## PARTS OF THE EXERCISE
(1) List every displayed equation (set on its own line) in the random walk exercises.
(2) Extend the random walk exercises, picking up right after the last sentence of the text.

## SOURCE TEXT
++++++++++++++++++++
Exercise 3. Prove the Markov property more carefully: show that for any bounded measurable function \(g\),

\[ \mathbb{E}[g(S_{n+1}) \mid \mathcal{F}_n] = \frac{1}{2}g(S_n + 1) + \frac{1}{2}g(S_n - 1) \]

in the symmetric case. Why does this imply that the conditional distribution of \(S_{n+1}\) given all of the past depends only on \(S_n\)?

Solution to Exercise 3

Since \(S_{n+1} = S_n + \xi_{n+1}\) and \(g\) is any bounded measurable function:

\[ \mathbb{E}[g(S_{n+1}) \mid \mathcal{F}_n] = \mathbb{E}[g(S_n + \xi_{n+1}) \mid \mathcal{F}_n] \]

Since \(S_n\) is \(\mathcal{F}_n\)-measurable and \(\xi_{n+1}\) is independent of \(\mathcal{F}_n\), we can condition on \(S_n\) being a known constant \(s\) and compute the expectation over \(\xi_{n+1}\) alone:

\[ = \frac{1}{2}g(S_n + 1) + \frac{1}{2}g(S_n - 1) \]

This shows that \(\mathbb{E}[g(S_{n+1}) \mid \mathcal{F}_n]\) is a function of \(S_n\) alone (not of \(S_{n-1}, \ldots, S_0\)). Since this holds for every bounded measurable \(g\), the conditional distribution of \(S_{n+1}\) given \(\mathcal{F}_n\) depends only on \(S_n\). By definition, this is the Markov property: for any event \(A\),

\[ \mathbb{P}(S_{n+1} \in A \mid \mathcal{F}_n) = \mathbb{P}(S_{n+1} \in A \mid S_n) \]

Exercise 4. A random walk starts at \(S_0 = 0\) and takes \(n = 200\) steps with \(p = 1/2\). Using the normal approximation (CLT), estimate the probability that \(S_{200} > 20\). Compare your answer to the exact probability obtained from the binomial distribution.
++++++++++++++++++++
## RECORDED INFORMATION
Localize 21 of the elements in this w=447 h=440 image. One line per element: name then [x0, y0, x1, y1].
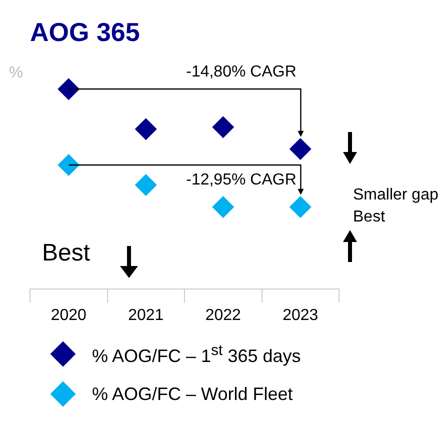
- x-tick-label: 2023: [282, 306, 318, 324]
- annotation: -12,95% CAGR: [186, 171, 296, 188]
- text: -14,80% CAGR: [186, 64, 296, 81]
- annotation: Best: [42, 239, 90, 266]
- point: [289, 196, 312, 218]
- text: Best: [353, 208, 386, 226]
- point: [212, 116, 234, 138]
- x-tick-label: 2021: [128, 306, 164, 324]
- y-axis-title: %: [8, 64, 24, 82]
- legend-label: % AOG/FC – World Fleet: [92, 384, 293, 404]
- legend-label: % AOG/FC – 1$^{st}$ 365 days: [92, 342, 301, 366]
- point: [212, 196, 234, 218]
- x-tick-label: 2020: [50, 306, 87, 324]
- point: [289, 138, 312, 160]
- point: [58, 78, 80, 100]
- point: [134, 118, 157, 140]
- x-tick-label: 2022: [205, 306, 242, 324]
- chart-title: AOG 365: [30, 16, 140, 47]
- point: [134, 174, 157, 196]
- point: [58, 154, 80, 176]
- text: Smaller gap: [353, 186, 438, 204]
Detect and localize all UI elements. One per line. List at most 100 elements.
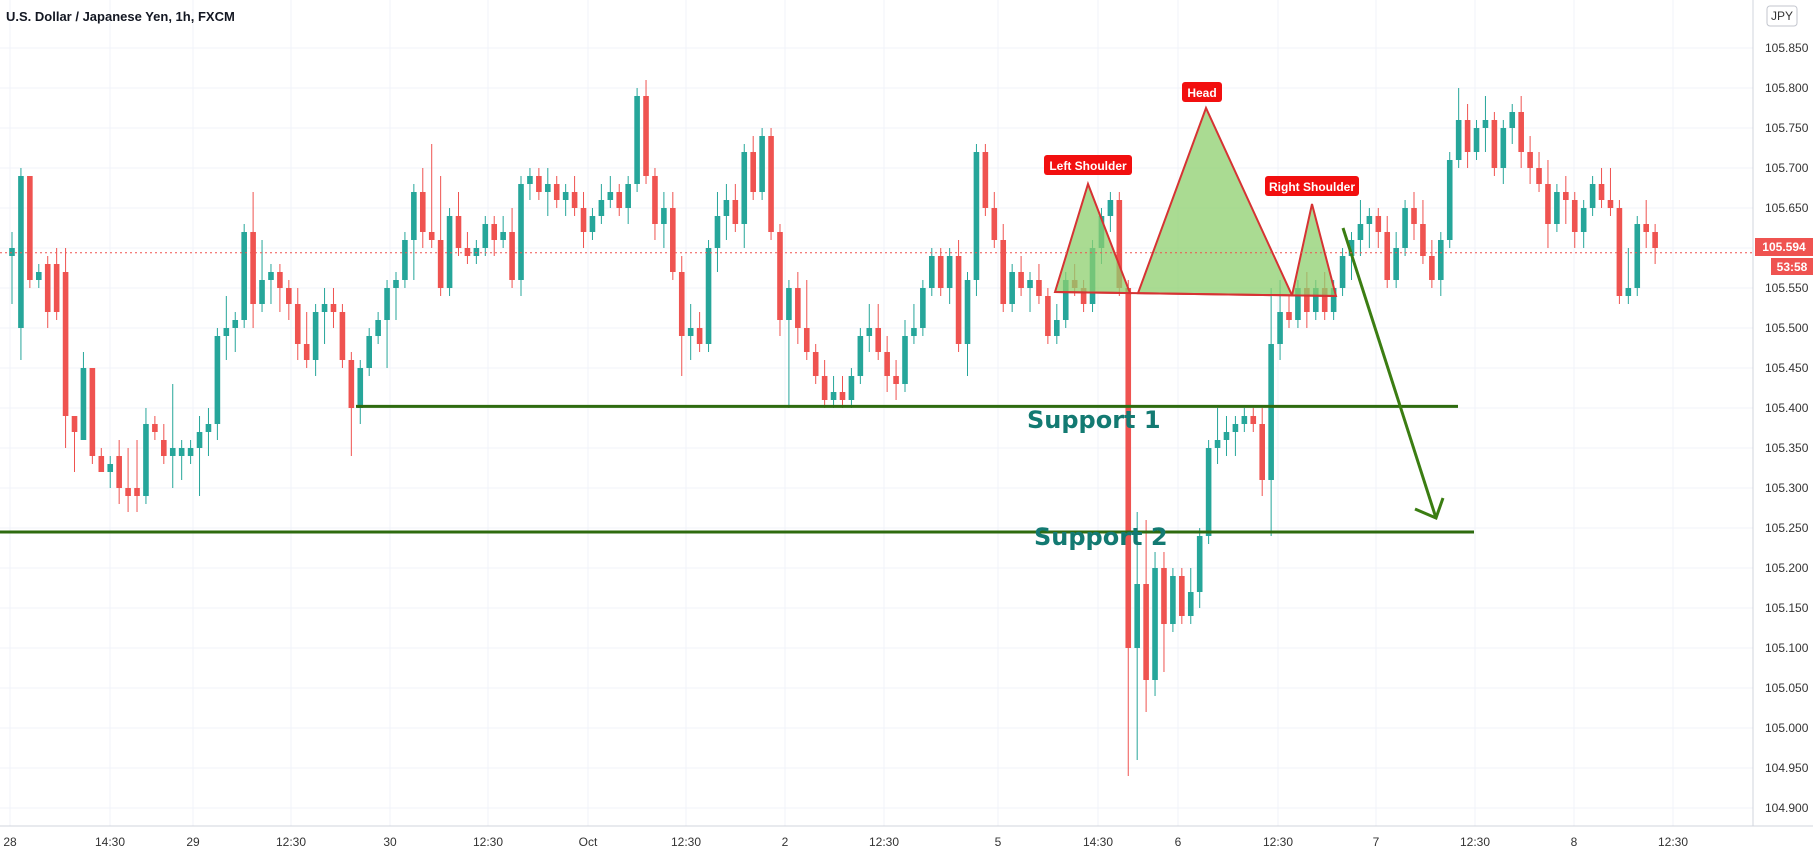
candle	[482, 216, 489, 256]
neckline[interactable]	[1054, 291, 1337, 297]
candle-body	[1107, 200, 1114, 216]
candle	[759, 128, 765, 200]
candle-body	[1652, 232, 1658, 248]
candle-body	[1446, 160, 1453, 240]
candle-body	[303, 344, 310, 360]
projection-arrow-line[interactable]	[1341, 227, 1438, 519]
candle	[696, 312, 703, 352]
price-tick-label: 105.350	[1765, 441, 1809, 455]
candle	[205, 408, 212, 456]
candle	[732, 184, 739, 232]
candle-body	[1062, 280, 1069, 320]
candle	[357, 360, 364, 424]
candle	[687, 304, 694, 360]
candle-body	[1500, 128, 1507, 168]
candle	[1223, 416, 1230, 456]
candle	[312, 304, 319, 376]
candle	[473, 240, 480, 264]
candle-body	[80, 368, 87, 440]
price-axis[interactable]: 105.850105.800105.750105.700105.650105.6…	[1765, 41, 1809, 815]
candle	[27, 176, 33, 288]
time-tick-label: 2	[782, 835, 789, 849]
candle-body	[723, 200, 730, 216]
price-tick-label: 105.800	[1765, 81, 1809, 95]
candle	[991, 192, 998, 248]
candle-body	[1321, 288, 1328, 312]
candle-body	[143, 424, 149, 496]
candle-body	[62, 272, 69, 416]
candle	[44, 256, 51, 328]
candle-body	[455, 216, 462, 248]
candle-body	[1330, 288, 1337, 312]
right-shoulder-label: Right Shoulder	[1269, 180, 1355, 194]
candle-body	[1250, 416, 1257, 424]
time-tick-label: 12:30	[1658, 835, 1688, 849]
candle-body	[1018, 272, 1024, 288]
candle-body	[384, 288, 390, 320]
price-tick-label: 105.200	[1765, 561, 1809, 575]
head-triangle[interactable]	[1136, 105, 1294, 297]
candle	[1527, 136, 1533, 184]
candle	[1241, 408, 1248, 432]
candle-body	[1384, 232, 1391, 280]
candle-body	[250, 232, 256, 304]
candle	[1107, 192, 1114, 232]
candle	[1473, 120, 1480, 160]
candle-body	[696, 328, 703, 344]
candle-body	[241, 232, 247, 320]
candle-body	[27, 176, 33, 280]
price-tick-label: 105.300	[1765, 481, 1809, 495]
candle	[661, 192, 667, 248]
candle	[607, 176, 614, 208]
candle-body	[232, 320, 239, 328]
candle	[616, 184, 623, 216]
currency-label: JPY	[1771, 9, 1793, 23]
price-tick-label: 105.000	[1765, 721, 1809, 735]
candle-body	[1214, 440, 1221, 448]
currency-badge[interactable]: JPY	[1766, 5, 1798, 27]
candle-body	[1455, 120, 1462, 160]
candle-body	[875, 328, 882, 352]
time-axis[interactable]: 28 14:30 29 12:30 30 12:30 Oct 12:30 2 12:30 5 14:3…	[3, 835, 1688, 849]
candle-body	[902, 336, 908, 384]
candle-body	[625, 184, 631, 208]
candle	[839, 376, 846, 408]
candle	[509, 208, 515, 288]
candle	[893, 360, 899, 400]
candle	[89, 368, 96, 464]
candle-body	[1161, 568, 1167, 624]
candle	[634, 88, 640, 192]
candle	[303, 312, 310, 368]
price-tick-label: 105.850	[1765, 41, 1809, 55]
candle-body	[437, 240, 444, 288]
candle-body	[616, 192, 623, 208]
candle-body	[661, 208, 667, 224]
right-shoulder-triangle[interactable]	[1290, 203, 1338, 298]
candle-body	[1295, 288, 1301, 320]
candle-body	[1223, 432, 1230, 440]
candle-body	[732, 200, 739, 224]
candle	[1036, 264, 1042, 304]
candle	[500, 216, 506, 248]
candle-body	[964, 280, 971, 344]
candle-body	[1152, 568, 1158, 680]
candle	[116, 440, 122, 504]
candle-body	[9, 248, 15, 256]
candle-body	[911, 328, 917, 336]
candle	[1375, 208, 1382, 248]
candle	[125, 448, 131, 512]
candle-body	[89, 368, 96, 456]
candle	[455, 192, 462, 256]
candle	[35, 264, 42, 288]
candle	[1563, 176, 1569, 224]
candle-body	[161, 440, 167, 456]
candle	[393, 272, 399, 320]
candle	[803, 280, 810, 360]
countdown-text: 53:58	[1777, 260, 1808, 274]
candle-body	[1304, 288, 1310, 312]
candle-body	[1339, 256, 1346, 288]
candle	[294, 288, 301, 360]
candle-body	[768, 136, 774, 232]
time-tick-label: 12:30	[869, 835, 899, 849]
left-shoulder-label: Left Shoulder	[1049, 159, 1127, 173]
++++++++++++++++++++
## RESPONSES TO THE TASKS
(1)
1. \[ \mathbb{E}[g(S_{n+1}) \mid \mathcal{F}_n] = \frac{1}{2}g(S_n + 1) + \frac{1}{2}g(S_n - 1) \]
2. \[ \mathbb{E}[g(S_{n+1}) \mid \mathcal{F}_n] = \mathbb{E}[g(S_n + \xi_{n+1}) \mid \mathcal{F}_n] \]
3. \[ = \frac{1}{2}g(S_n + 1) + \frac{1}{2}g(S_n - 1) \]
4. \[ \mathbb{P}(S_{n+1} \in A \mid \mathcal{F}_n) = \mathbb{P}(S_{n+1} \in A \mid S_n) \]

(2)
Solution to Exercise 4

We have \(n = 200\), \(p = 1/2\), so \(\mathbb{E}[S_{200}] = 0\) and \(\text{Var}(S_{200}) = 200\). By the CLT, \(S_{200}/\sqrt{200} \approx \mathcal{N}(0,1)\). Therefore:

\[ \mathbb{P}(S_{200} > 20) = \mathbb{P}\!\left(\frac{S_{200}}{\sqrt{200}} > \frac{20}{\sqrt{200}}\right) \approx \mathbb{P}(Z > \sqrt{2}) = 1 - \Phi(\sqrt{2}) \]

where \(\sqrt{2} \approx 1.414\). From normal tables, \(\Phi(1.414) \approx 0.9213\), so:

\[ \mathbb{P}(S_{200} > 20) \approx 1 - 0.9213 = 0.0787 \]

For the exact answer, \(S_{200}\) can only take even values, and we need \(S_{200} \geq 22\) (the next even number above 20). The exact probability is:

\[ \mathbb{P}(S_{200} \geq 22) = \sum_{k=11}^{100} \binom{200}{100+k} 2^{-200} \]

The normal approximation with continuity correction gives \(\mathbb{P}(S_{200} > 20) \approx \mathbb{P}(Z > 21/\sqrt{200}) \approx 0.069\), which is close to the exact value.


Exercise 5. Explain why the simple random walk \(\{S_n\}\) on \(\mathbb{Z}\) can visit only even positions at even times and only odd positions at odd times (the "parity" or "periodicity" property). What consequence does this have for \(\mathbb{P}(S_n = 0)\) when \(n\) is odd?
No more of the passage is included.